* **WHAT THIS TASK INVOLVES**
Check every line of the data below for the string "المنوفية", and copy the ones that hold it.

# DATA IN THIS EXERCISE start

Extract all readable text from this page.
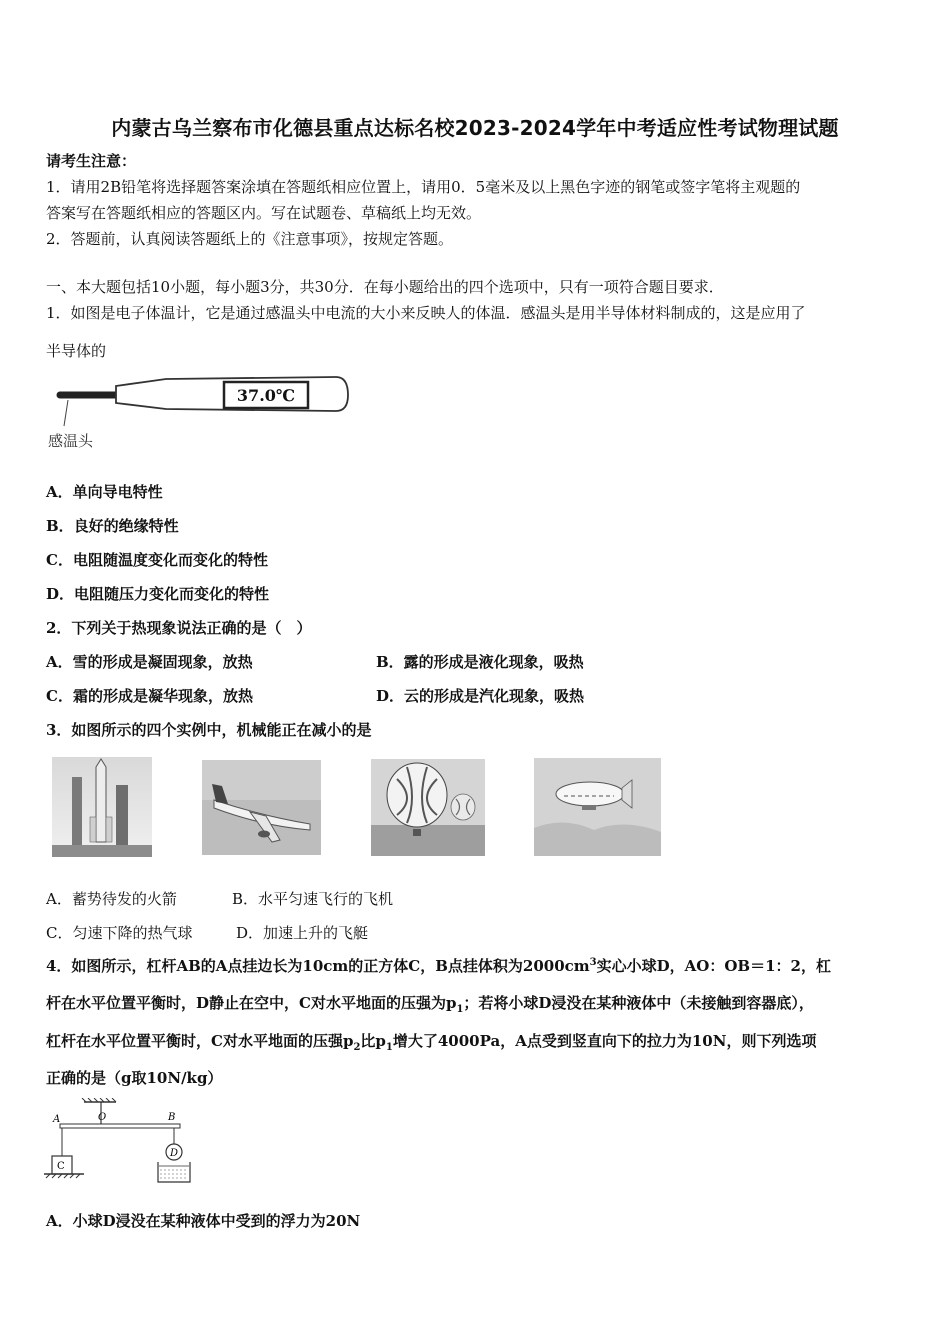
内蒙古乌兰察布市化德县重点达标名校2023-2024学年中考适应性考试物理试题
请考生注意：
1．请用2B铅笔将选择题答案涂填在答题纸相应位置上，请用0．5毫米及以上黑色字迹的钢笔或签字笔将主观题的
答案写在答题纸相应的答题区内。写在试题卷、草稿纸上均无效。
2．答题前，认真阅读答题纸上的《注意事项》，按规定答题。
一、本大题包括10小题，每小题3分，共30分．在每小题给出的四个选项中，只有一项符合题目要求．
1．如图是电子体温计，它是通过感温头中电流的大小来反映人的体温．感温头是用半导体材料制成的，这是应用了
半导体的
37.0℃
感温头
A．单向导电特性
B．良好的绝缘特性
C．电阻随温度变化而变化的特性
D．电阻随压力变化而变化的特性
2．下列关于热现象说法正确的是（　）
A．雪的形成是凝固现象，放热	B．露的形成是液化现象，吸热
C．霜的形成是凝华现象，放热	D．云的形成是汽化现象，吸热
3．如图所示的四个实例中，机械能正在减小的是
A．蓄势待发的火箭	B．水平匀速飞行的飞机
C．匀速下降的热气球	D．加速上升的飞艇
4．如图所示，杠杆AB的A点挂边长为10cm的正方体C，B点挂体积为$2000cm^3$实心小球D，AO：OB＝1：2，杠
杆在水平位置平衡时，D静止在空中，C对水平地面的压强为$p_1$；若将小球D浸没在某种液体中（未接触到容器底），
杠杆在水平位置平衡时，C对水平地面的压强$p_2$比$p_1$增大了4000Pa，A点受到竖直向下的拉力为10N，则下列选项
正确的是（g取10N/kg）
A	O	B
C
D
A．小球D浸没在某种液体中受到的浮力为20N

# DATA IN THIS EXERCISE end
# DATA IN THIS EXERCISE start

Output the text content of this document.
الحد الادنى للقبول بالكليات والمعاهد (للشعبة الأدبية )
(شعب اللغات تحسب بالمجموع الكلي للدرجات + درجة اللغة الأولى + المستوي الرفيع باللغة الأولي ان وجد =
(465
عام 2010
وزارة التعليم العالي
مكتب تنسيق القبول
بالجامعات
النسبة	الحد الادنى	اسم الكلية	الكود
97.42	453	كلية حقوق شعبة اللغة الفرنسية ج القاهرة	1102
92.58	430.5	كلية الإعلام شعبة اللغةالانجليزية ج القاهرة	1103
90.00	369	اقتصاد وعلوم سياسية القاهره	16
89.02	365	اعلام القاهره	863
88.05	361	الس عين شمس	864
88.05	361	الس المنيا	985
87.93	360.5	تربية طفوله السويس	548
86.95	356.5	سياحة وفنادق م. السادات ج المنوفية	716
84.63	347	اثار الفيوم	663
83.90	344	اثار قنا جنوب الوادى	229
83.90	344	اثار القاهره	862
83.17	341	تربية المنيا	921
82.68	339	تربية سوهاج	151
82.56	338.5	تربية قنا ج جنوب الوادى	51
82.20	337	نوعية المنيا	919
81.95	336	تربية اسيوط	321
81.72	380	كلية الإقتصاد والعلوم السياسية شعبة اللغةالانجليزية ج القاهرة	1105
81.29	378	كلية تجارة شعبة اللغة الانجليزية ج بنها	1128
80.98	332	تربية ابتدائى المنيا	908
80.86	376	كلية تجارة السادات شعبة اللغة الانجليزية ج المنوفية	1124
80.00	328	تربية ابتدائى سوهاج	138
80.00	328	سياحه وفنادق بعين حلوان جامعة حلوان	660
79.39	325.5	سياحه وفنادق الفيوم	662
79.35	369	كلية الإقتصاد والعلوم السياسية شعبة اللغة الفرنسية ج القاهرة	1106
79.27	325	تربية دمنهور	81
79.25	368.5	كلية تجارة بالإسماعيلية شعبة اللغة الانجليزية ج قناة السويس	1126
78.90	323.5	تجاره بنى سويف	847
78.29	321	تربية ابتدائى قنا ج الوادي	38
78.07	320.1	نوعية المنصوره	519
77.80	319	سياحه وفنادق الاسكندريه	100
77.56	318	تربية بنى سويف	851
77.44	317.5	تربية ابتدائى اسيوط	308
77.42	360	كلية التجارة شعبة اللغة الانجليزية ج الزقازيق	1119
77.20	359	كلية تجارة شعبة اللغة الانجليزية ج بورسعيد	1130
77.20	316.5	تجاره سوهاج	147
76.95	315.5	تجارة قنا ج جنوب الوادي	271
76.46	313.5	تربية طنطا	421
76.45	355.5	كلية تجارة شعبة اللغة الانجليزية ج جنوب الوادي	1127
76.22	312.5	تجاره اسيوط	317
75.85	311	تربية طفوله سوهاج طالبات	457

# DATA IN THIS EXERCISE end

* **SOLUTION TO THIS PROBLEM**
86.95	356.5	سياحة وفنادق م. السادات ج المنوفية	716
80.86	376	كلية تجارة السادات شعبة اللغة الانجليزية ج المنوفية	1124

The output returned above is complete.